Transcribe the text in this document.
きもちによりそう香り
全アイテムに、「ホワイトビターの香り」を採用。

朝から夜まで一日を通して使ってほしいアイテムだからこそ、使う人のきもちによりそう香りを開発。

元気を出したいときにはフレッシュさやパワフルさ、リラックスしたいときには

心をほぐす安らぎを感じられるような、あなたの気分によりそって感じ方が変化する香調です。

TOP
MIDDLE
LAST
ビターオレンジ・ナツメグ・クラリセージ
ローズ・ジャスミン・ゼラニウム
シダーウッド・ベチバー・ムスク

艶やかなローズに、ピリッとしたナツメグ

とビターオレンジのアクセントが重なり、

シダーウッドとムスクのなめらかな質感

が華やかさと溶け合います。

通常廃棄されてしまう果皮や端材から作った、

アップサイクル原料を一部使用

========

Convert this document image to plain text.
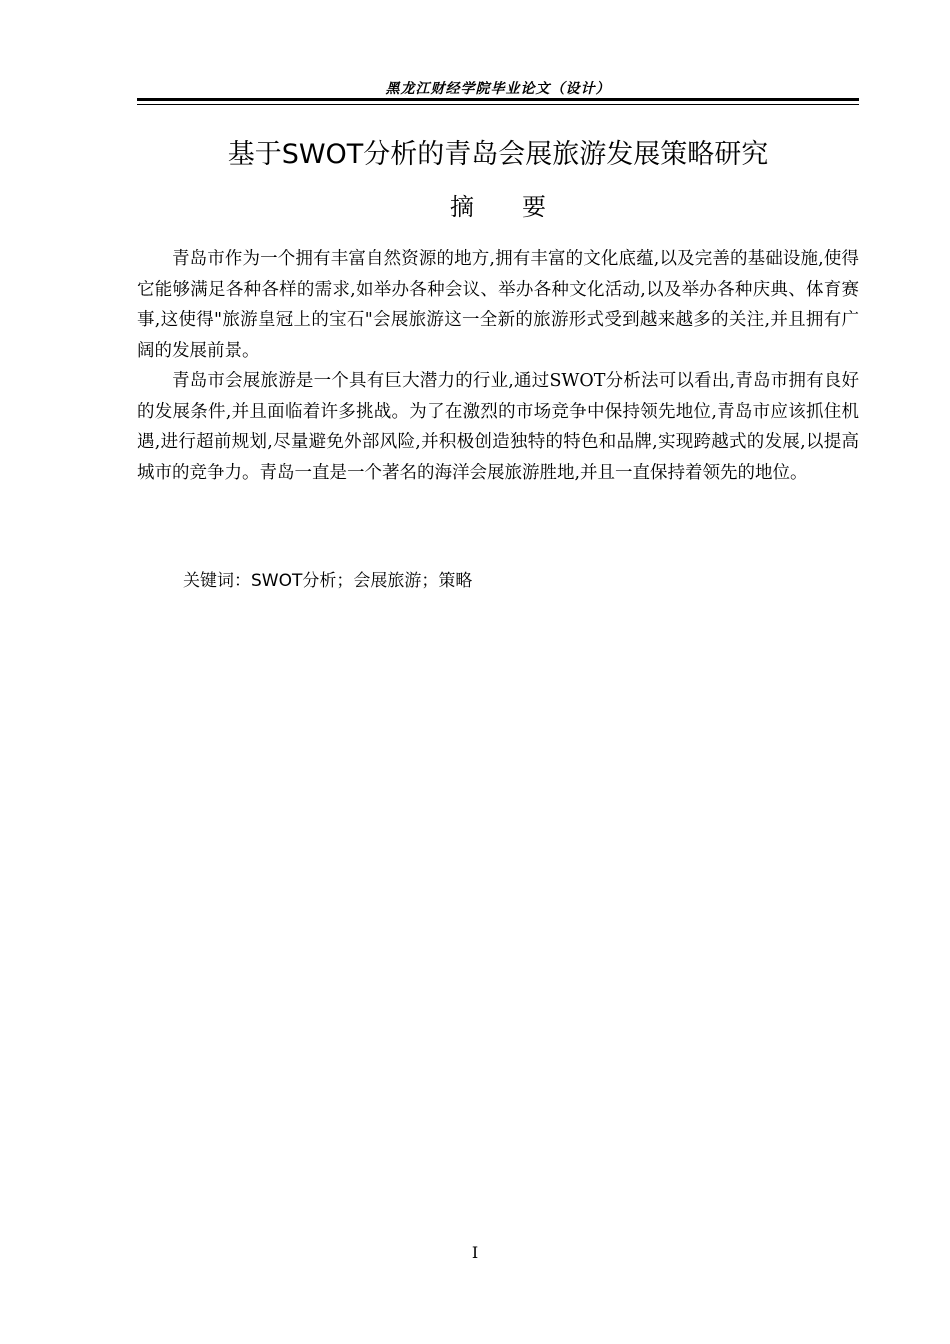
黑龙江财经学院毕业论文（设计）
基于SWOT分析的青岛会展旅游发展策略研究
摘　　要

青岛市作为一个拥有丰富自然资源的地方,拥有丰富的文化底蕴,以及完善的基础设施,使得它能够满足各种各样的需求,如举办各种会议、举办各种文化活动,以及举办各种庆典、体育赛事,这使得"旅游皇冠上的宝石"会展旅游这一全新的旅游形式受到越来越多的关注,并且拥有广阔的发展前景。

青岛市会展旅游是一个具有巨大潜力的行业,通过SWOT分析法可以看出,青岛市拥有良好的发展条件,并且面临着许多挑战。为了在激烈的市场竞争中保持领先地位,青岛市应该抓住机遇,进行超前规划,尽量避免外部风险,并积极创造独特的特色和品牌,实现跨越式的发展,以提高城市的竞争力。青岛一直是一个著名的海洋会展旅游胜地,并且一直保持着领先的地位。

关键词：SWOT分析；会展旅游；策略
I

========

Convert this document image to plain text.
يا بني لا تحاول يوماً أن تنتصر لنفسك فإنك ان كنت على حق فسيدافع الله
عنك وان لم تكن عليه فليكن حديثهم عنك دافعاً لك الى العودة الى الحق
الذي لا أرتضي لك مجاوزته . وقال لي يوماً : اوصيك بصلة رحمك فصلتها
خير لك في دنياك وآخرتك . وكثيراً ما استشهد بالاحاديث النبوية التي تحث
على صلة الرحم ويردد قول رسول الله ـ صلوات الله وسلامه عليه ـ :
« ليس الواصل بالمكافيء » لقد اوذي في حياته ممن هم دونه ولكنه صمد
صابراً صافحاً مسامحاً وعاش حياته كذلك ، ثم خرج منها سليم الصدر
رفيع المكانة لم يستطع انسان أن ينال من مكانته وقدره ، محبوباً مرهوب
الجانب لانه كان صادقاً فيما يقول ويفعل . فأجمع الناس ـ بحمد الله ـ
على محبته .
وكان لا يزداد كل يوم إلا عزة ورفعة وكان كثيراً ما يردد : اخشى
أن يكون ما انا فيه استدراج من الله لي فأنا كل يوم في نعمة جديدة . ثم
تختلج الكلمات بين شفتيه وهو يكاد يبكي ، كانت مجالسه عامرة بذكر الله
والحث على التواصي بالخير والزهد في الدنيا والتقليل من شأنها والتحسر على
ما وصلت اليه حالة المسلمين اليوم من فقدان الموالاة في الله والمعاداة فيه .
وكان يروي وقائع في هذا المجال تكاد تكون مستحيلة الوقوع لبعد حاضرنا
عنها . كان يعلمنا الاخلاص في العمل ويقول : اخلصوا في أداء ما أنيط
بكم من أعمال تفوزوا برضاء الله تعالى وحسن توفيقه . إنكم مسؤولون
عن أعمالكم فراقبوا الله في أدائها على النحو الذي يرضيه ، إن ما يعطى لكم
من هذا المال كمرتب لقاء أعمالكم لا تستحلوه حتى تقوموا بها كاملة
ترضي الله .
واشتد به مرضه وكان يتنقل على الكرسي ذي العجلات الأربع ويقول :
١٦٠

========

- WRITTEN PROBLEM
Copy out each line that contains the word "أعمالكم".

- EXPECTED ANSWER
عن أعمالكم فراقبوا الله في أدائها على النحو الذي يرضيه ، إن ما يعطى لكم
من هذا المال كمرتب لقاء أعمالكم لا تستحلوه حتى تقوموا بها كاملة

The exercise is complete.